◆ INSTRUCTIONS FOR THE TASK: Print the entries that appear below, exactly as written and without their pictures.

——

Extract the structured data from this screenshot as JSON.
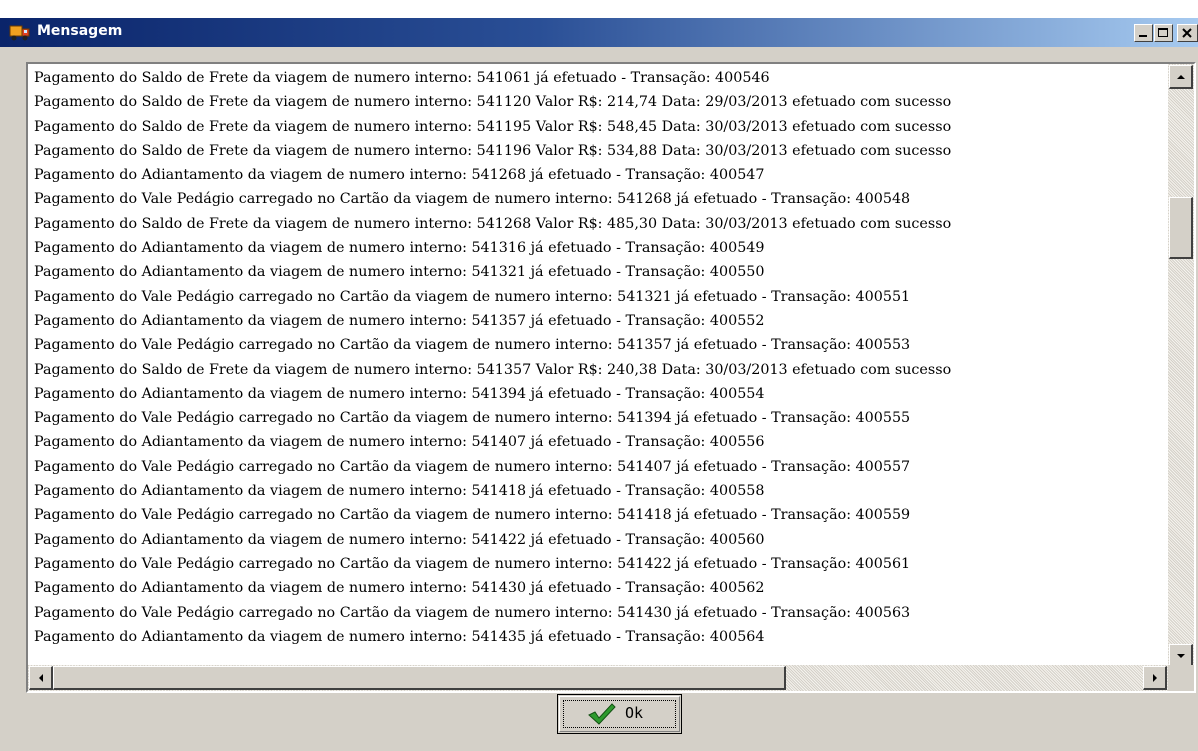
{
  "window": {
    "title": "Mensagem",
    "icon": "truck-icon",
    "controls": [
      "minimize-icon",
      "maximize-icon",
      "close-icon"
    ]
  },
  "messages": [
    "Pagamento do Saldo de Frete da viagem de numero interno: 541061 já efetuado - Transação: 400546",
    "Pagamento do Saldo de Frete da viagem de numero interno: 541120 Valor R$: 214,74 Data: 29/03/2013 efetuado com sucesso",
    "Pagamento do Saldo de Frete da viagem de numero interno: 541195 Valor R$: 548,45 Data: 30/03/2013 efetuado com sucesso",
    "Pagamento do Saldo de Frete da viagem de numero interno: 541196 Valor R$: 534,88 Data: 30/03/2013 efetuado com sucesso",
    "Pagamento do Adiantamento da viagem de numero interno: 541268 já efetuado - Transação: 400547",
    "Pagamento do Vale Pedágio carregado no Cartão da viagem de numero interno: 541268 já efetuado - Transação: 400548",
    "Pagamento do Saldo de Frete da viagem de numero interno: 541268 Valor R$: 485,30 Data: 30/03/2013 efetuado com sucesso",
    "Pagamento do Adiantamento da viagem de numero interno: 541316 já efetuado - Transação: 400549",
    "Pagamento do Adiantamento da viagem de numero interno: 541321 já efetuado - Transação: 400550",
    "Pagamento do Vale Pedágio carregado no Cartão da viagem de numero interno: 541321 já efetuado - Transação: 400551",
    "Pagamento do Adiantamento da viagem de numero interno: 541357 já efetuado - Transação: 400552",
    "Pagamento do Vale Pedágio carregado no Cartão da viagem de numero interno: 541357 já efetuado - Transação: 400553",
    "Pagamento do Saldo de Frete da viagem de numero interno: 541357 Valor R$: 240,38 Data: 30/03/2013 efetuado com sucesso",
    "Pagamento do Adiantamento da viagem de numero interno: 541394 já efetuado - Transação: 400554",
    "Pagamento do Vale Pedágio carregado no Cartão da viagem de numero interno: 541394 já efetuado - Transação: 400555",
    "Pagamento do Adiantamento da viagem de numero interno: 541407 já efetuado - Transação: 400556",
    "Pagamento do Vale Pedágio carregado no Cartão da viagem de numero interno: 541407 já efetuado - Transação: 400557",
    "Pagamento do Adiantamento da viagem de numero interno: 541418 já efetuado - Transação: 400558",
    "Pagamento do Vale Pedágio carregado no Cartão da viagem de numero interno: 541418 já efetuado - Transação: 400559",
    "Pagamento do Adiantamento da viagem de numero interno: 541422 já efetuado - Transação: 400560",
    "Pagamento do Vale Pedágio carregado no Cartão da viagem de numero interno: 541422 já efetuado - Transação: 400561",
    "Pagamento do Adiantamento da viagem de numero interno: 541430 já efetuado - Transação: 400562",
    "Pagamento do Vale Pedágio carregado no Cartão da viagem de numero interno: 541430 já efetuado - Transação: 400563",
    "Pagamento do Adiantamento da viagem de numero interno: 541435 já efetuado - Transação: 400564"
  ],
  "ok_button": {
    "label": "Ok",
    "icon": "checkmark-icon"
  },
  "colors": {
    "title_bar_start": "#0a246a",
    "title_bar_end": "#a6caf0",
    "window_face": "#d4d0c8",
    "checkmark_green": "#2e9a2e"
  }
}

——

◆ EXPECTED ANSWER:
Extract the structured data from this screenshot as JSON.
{
  "window": {
    "title": "Mensagem",
    "icon": "truck-icon",
    "controls": [
      "minimize-icon",
      "maximize-icon",
      "close-icon"
    ]
  },
  "messages": [
    "Pagamento do Saldo de Frete da viagem de numero interno: 541061 já efetuado - Transação: 400546",
    "Pagamento do Saldo de Frete da viagem de numero interno: 541120 Valor R$: 214,74 Data: 29/03/2013 efetuado com sucesso",
    "Pagamento do Saldo de Frete da viagem de numero interno: 541195 Valor R$: 548,45 Data: 30/03/2013 efetuado com sucesso",
    "Pagamento do Saldo de Frete da viagem de numero interno: 541196 Valor R$: 534,88 Data: 30/03/2013 efetuado com sucesso",
    "Pagamento do Adiantamento da viagem de numero interno: 541268 já efetuado - Transação: 400547",
    "Pagamento do Vale Pedágio carregado no Cartão da viagem de numero interno: 541268 já efetuado - Transação: 400548",
    "Pagamento do Saldo de Frete da viagem de numero interno: 541268 Valor R$: 485,30 Data: 30/03/2013 efetuado com sucesso",
    "Pagamento do Adiantamento da viagem de numero interno: 541316 já efetuado - Transação: 400549",
    "Pagamento do Adiantamento da viagem de numero interno: 541321 já efetuado - Transação: 400550",
    "Pagamento do Vale Pedágio carregado no Cartão da viagem de numero interno: 541321 já efetuado - Transação: 400551",
    "Pagamento do Adiantamento da viagem de numero interno: 541357 já efetuado - Transação: 400552",
    "Pagamento do Vale Pedágio carregado no Cartão da viagem de numero interno: 541357 já efetuado - Transação: 400553",
    "Pagamento do Saldo de Frete da viagem de numero interno: 541357 Valor R$: 240,38 Data: 30/03/2013 efetuado com sucesso",
    "Pagamento do Adiantamento da viagem de numero interno: 541394 já efetuado - Transação: 400554",
    "Pagamento do Vale Pedágio carregado no Cartão da viagem de numero interno: 541394 já efetuado - Transação: 400555",
    "Pagamento do Adiantamento da viagem de numero interno: 541407 já efetuado - Transação: 400556",
    "Pagamento do Vale Pedágio carregado no Cartão da viagem de numero interno: 541407 já efetuado - Transação: 400557",
    "Pagamento do Adiantamento da viagem de numero interno: 541418 já efetuado - Transação: 400558",
    "Pagamento do Vale Pedágio carregado no Cartão da viagem de numero interno: 541418 já efetuado - Transação: 400559",
    "Pagamento do Adiantamento da viagem de numero interno: 541422 já efetuado - Transação: 400560",
    "Pagamento do Vale Pedágio carregado no Cartão da viagem de numero interno: 541422 já efetuado - Transação: 400561",
    "Pagamento do Adiantamento da viagem de numero interno: 541430 já efetuado - Transação: 400562",
    "Pagamento do Vale Pedágio carregado no Cartão da viagem de numero interno: 541430 já efetuado - Transação: 400563",
    "Pagamento do Adiantamento da viagem de numero interno: 541435 já efetuado - Transação: 400564"
  ],
  "ok_button": {
    "label": "Ok",
    "icon": "checkmark-icon"
  },
  "colors": {
    "title_bar_start": "#0a246a",
    "title_bar_end": "#a6caf0",
    "window_face": "#d4d0c8",
    "checkmark_green": "#2e9a2e"
  }
}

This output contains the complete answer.